───── GIVEN RECORDS

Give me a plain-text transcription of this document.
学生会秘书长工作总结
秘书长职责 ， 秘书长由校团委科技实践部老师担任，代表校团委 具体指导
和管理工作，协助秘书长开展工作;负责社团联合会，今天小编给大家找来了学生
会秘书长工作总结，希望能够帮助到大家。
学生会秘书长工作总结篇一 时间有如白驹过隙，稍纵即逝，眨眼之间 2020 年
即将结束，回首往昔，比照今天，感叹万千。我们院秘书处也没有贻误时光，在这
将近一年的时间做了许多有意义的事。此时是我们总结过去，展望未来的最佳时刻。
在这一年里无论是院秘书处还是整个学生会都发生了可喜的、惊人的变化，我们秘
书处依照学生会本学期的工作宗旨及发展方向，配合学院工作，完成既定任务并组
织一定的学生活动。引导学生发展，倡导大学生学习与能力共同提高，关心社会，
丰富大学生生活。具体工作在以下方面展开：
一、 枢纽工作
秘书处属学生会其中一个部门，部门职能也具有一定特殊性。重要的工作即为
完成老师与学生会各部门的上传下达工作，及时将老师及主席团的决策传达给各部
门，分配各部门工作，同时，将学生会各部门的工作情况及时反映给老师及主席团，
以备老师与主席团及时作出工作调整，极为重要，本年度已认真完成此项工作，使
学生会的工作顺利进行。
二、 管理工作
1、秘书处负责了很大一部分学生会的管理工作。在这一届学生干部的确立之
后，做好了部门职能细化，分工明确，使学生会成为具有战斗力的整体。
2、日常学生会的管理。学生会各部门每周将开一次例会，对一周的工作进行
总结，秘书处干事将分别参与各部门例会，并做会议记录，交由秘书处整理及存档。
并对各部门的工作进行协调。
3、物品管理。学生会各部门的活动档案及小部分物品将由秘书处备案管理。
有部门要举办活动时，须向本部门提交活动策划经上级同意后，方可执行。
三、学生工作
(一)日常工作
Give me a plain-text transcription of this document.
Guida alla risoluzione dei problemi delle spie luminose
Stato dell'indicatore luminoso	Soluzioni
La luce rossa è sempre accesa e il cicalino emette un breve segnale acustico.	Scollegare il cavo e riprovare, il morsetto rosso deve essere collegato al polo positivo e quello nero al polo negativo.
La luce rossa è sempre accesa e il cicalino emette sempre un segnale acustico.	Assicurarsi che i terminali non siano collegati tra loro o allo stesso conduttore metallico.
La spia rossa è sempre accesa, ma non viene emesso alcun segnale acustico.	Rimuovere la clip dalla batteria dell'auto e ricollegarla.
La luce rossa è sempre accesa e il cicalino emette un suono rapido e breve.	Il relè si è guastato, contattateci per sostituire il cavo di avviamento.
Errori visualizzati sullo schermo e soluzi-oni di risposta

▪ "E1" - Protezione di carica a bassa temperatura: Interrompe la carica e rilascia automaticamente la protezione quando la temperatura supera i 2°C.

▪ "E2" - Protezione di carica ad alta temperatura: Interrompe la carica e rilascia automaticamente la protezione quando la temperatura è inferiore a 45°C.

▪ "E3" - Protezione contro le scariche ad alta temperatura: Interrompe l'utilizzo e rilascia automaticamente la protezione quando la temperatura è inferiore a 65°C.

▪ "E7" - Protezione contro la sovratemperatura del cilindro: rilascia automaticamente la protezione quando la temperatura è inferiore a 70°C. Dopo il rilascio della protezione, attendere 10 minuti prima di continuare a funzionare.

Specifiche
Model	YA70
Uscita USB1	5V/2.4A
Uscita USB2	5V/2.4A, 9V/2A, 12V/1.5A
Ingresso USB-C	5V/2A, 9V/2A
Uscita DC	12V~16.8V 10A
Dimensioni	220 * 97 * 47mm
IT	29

──────────

TASK INSTRUCTIONS: Return, from the data, each line that has the word "cicalino" in it.

EXERCISE OUTPUT:
La luce rossa è sempre accesa e il cicalino emette un breve segnale acustico.	Scollegare il cavo e riprovare, il morsetto rosso deve essere collegato al polo positivo e quello nero al polo negativo.
La luce rossa è sempre accesa e il cicalino emette sempre un segnale acustico.	Assicurarsi che i terminali non siano collegati tra loro o allo stesso conduttore metallico.
La luce rossa è sempre accesa e il cicalino emette un suono rapido e breve.	Il relè si è guastato, contattateci per sostituire il cavo di avviamento.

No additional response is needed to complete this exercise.